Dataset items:
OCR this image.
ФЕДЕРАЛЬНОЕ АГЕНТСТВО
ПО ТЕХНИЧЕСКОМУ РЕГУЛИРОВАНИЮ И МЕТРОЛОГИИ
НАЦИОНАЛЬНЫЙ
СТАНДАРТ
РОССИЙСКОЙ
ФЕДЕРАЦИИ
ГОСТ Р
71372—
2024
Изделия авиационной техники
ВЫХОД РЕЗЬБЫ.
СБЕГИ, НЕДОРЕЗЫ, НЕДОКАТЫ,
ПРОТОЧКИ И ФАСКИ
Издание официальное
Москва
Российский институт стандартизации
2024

What to work on: All of the data shown above must be copied exactly.

Reply to the task:
OCR this image.
ФЕДЕРАЛЬНОЕ АГЕНТСТВО
ПО ТЕХНИЧЕСКОМУ РЕГУЛИРОВАНИЮ И МЕТРОЛОГИИ
НАЦИОНАЛЬНЫЙ
СТАНДАРТ
РОССИЙСКОЙ
ФЕДЕРАЦИИ
ГОСТ Р
71372—
2024
Изделия авиационной техники
ВЫХОД РЕЗЬБЫ.
СБЕГИ, НЕДОРЕЗЫ, НЕДОКАТЫ,
ПРОТОЧКИ И ФАСКИ
Издание официальное
Москва
Российский институт стандартизации
2024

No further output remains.